### Task objective
Every line that contains the word "JSON" should be copied.

### Data provided
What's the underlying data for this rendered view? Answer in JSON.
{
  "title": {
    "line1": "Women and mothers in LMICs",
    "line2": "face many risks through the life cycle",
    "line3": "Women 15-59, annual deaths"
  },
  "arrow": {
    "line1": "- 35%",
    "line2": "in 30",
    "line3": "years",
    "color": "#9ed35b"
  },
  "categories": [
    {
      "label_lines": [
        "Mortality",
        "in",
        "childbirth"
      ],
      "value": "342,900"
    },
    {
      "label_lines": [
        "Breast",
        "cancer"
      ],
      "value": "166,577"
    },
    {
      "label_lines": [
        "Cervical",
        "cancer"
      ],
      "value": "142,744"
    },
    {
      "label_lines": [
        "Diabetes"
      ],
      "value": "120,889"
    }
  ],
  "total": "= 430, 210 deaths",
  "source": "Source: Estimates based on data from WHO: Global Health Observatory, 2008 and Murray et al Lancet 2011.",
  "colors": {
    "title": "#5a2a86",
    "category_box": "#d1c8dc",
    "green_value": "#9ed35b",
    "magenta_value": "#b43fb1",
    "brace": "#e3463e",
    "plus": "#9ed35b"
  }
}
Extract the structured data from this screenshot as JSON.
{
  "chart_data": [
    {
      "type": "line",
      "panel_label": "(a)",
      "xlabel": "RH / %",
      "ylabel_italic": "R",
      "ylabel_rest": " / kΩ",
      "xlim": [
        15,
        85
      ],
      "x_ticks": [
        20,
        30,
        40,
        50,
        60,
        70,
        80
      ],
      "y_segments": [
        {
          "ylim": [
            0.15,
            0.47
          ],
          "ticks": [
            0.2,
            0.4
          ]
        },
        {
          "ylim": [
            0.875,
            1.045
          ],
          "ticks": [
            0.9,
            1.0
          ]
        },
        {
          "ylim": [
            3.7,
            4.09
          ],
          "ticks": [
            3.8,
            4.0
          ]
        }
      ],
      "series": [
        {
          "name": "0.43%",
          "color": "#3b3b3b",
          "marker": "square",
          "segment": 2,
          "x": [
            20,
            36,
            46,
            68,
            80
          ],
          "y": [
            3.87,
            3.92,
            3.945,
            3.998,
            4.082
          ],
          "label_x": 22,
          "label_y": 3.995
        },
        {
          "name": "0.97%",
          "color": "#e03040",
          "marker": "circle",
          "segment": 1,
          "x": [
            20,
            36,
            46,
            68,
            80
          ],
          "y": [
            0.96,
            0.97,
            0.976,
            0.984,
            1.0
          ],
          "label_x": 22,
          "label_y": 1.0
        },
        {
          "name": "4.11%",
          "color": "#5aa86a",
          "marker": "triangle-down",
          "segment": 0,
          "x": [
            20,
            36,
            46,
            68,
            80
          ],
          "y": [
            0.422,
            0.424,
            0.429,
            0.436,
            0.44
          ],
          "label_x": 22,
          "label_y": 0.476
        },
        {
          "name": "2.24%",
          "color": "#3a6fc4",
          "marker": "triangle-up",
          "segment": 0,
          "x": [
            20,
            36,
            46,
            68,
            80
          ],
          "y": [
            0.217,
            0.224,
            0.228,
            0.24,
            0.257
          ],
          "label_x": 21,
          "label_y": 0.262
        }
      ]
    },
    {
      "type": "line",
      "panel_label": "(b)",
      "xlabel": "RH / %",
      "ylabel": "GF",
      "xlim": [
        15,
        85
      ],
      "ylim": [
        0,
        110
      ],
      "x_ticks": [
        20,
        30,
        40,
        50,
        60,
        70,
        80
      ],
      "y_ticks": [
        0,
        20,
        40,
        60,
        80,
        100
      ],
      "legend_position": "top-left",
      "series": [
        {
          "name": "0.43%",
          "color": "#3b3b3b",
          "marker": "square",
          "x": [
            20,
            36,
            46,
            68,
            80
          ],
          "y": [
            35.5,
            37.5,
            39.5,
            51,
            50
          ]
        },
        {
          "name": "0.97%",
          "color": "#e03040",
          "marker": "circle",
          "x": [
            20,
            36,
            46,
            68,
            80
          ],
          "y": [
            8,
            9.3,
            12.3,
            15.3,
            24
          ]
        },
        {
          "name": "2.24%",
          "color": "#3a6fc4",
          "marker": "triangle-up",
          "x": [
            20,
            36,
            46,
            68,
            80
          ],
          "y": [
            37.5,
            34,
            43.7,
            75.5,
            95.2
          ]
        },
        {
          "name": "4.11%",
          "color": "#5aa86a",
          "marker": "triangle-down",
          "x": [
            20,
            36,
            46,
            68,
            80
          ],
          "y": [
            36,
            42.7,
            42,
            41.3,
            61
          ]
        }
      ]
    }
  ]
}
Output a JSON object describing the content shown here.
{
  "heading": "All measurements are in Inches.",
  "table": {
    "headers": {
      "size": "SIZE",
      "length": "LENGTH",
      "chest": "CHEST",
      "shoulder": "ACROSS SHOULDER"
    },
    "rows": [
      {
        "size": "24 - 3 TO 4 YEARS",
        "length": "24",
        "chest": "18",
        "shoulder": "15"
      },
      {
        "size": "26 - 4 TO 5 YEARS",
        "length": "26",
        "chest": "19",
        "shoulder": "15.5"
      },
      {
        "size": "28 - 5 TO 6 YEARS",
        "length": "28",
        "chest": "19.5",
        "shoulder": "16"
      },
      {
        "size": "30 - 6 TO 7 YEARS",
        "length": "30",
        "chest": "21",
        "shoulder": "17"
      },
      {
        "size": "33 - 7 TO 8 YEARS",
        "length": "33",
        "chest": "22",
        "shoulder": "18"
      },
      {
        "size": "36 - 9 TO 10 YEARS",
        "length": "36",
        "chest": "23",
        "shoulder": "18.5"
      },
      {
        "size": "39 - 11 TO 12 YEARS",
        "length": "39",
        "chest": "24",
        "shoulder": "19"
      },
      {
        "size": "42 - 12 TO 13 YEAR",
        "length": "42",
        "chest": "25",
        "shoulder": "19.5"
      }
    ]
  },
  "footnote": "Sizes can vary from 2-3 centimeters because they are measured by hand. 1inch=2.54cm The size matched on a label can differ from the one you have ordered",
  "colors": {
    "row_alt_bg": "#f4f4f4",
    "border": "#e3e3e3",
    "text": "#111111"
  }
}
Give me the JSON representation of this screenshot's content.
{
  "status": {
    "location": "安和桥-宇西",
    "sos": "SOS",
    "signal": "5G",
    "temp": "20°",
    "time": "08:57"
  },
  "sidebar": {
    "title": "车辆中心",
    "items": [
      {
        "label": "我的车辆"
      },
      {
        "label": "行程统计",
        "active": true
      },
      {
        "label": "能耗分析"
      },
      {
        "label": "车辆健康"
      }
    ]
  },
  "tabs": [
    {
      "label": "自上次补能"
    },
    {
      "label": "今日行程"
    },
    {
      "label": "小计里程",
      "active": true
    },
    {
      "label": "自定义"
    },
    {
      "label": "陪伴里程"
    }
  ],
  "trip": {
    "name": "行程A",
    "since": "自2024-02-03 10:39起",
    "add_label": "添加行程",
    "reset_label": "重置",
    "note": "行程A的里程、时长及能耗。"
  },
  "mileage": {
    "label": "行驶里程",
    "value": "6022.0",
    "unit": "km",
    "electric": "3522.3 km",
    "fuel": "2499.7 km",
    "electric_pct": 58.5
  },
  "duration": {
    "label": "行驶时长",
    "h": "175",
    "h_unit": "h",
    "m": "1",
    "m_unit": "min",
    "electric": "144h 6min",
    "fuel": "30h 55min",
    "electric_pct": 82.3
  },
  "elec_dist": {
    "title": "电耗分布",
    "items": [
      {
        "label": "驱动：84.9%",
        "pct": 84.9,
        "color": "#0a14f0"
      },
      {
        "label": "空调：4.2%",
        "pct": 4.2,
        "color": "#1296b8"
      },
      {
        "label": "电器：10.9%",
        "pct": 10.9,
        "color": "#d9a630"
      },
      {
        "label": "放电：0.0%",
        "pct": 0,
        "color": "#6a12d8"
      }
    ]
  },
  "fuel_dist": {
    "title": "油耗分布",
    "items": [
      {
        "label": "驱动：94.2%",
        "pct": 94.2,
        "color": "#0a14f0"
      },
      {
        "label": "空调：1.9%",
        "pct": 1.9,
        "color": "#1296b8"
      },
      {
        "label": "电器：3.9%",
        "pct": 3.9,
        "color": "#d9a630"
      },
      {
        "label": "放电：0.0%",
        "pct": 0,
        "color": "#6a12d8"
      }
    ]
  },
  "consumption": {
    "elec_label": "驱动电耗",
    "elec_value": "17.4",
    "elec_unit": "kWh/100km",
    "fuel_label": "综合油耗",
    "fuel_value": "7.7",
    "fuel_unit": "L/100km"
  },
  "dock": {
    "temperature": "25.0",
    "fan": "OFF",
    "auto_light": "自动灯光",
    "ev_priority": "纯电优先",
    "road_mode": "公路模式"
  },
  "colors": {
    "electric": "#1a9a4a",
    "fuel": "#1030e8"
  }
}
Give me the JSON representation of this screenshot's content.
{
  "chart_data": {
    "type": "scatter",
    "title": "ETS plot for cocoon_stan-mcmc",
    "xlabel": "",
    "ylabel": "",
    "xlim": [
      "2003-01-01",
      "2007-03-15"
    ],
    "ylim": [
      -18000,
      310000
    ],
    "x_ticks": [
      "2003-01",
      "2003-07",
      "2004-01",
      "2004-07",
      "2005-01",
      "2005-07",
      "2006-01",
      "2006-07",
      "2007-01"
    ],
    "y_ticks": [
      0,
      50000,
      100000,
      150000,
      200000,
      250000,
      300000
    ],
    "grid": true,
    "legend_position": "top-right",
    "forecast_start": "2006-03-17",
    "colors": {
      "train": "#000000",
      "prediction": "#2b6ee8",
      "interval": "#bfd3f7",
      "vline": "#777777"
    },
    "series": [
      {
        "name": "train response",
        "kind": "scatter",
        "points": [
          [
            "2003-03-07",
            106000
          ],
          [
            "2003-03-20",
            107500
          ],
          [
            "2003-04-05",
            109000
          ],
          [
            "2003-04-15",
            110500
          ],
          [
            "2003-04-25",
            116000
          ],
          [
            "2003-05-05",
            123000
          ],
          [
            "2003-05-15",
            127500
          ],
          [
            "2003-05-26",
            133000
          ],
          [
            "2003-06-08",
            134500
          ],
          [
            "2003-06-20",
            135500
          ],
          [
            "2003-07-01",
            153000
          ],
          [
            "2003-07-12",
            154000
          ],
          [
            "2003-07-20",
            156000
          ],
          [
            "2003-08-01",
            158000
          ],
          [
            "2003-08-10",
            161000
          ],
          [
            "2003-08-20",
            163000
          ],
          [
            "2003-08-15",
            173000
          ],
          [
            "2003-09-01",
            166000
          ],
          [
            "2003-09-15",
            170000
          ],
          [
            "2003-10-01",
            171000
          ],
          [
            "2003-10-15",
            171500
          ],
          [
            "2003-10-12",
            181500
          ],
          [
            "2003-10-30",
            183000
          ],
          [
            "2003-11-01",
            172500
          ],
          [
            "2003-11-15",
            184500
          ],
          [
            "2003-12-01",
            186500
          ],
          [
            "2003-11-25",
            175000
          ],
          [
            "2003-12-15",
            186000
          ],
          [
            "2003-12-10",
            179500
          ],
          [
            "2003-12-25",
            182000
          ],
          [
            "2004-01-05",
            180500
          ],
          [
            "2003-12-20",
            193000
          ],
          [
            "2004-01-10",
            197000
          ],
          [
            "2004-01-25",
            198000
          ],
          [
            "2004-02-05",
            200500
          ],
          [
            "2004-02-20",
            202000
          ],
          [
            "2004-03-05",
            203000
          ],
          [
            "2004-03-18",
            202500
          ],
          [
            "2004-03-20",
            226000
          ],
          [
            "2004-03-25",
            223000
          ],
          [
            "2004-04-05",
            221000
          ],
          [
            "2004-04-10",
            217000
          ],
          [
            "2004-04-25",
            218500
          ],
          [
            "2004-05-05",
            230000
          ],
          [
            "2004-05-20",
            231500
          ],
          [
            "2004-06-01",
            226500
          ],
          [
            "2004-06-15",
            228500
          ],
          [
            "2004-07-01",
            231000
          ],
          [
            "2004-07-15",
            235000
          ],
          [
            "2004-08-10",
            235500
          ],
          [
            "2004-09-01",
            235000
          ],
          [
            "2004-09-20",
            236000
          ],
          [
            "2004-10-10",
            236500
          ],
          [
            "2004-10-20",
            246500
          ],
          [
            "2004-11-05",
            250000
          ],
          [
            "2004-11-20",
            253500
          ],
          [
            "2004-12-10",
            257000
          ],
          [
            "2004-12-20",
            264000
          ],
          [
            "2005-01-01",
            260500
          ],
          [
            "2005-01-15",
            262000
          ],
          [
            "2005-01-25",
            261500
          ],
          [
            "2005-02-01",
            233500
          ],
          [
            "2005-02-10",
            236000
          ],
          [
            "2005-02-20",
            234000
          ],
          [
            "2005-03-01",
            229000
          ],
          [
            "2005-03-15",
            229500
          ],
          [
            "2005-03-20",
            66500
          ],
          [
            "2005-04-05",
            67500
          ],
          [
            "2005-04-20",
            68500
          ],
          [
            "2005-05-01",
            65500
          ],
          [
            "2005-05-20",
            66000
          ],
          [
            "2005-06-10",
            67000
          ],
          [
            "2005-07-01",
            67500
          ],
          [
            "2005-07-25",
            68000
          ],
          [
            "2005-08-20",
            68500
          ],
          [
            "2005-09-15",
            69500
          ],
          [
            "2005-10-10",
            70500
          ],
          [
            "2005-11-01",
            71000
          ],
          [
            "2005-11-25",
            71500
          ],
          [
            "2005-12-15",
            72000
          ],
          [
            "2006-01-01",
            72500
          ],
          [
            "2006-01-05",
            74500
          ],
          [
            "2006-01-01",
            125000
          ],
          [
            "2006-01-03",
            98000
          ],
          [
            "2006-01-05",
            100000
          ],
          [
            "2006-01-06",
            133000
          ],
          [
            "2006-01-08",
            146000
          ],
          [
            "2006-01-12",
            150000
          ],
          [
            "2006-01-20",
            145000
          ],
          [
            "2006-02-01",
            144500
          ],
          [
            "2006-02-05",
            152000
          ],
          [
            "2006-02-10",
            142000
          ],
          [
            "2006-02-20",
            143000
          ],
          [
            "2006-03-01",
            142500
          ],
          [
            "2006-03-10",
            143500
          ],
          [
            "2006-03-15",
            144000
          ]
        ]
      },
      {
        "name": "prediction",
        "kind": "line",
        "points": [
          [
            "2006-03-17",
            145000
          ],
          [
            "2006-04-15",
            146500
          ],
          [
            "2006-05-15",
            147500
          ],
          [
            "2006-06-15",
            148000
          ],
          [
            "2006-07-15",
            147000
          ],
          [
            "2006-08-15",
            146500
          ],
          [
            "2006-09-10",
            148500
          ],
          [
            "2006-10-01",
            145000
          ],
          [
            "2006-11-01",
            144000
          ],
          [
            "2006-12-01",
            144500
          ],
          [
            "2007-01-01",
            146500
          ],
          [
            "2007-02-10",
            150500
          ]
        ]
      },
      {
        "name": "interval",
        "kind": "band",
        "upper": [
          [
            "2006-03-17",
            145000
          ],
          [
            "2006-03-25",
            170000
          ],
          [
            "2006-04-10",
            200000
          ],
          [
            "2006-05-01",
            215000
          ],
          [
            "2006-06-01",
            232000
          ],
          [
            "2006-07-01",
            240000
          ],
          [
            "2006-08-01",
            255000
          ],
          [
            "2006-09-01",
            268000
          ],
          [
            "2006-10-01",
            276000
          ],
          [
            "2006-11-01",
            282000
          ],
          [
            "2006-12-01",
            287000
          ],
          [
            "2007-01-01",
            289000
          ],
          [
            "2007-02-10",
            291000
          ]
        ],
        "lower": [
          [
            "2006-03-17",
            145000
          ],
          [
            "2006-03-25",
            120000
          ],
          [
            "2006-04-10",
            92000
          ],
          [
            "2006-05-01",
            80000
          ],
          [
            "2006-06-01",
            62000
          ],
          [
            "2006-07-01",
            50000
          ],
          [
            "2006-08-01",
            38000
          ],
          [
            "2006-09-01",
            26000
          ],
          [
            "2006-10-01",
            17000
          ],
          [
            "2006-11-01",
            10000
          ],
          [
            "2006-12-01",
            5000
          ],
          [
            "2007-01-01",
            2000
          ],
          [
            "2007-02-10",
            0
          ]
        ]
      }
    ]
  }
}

### Exercise result
What's the underlying data for this rendered view? Answer in JSON.
Extract the structured data from this screenshot as JSON.
Output a JSON object describing the content shown here.
Give me the JSON representation of this screenshot's content.
Give me the JSON representation of this screenshot's content.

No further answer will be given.